_WORK REQUIRED_.
Reproduce the data in its entirety, exactly as supplied.

[Dataset records]

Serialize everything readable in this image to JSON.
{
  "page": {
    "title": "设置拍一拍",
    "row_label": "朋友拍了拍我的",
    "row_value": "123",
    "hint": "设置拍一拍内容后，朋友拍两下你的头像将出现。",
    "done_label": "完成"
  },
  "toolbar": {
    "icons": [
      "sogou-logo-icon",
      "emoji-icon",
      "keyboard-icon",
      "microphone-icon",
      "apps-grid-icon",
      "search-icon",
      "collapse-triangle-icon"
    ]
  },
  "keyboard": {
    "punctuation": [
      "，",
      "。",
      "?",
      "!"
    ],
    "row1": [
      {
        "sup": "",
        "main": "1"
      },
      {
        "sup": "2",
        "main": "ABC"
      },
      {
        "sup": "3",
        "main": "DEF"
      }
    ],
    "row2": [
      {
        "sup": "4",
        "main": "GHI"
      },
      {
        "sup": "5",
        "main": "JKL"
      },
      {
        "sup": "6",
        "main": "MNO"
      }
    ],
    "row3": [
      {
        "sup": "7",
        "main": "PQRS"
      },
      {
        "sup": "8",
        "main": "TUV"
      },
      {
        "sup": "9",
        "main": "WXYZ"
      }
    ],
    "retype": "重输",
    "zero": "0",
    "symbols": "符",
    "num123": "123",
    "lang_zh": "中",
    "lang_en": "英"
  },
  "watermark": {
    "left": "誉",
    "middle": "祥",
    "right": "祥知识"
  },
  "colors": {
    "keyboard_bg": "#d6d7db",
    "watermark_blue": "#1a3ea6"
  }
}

_EXPECTED ANSWER_.
Serialize everything readable in this image to JSON.
{
  "page": {
    "title": "设置拍一拍",
    "row_label": "朋友拍了拍我的",
    "row_value": "123",
    "hint": "设置拍一拍内容后，朋友拍两下你的头像将出现。",
    "done_label": "完成"
  },
  "toolbar": {
    "icons": [
      "sogou-logo-icon",
      "emoji-icon",
      "keyboard-icon",
      "microphone-icon",
      "apps-grid-icon",
      "search-icon",
      "collapse-triangle-icon"
    ]
  },
  "keyboard": {
    "punctuation": [
      "，",
      "。",
      "?",
      "!"
    ],
    "row1": [
      {
        "sup": "",
        "main": "1"
      },
      {
        "sup": "2",
        "main": "ABC"
      },
      {
        "sup": "3",
        "main": "DEF"
      }
    ],
    "row2": [
      {
        "sup": "4",
        "main": "GHI"
      },
      {
        "sup": "5",
        "main": "JKL"
      },
      {
        "sup": "6",
        "main": "MNO"
      }
    ],
    "row3": [
      {
        "sup": "7",
        "main": "PQRS"
      },
      {
        "sup": "8",
        "main": "TUV"
      },
      {
        "sup": "9",
        "main": "WXYZ"
      }
    ],
    "retype": "重输",
    "zero": "0",
    "symbols": "符",
    "num123": "123",
    "lang_zh": "中",
    "lang_en": "英"
  },
  "watermark": {
    "left": "誉",
    "middle": "祥",
    "right": "祥知识"
  },
  "colors": {
    "keyboard_bg": "#d6d7db",
    "watermark_blue": "#1a3ea6"
  }
}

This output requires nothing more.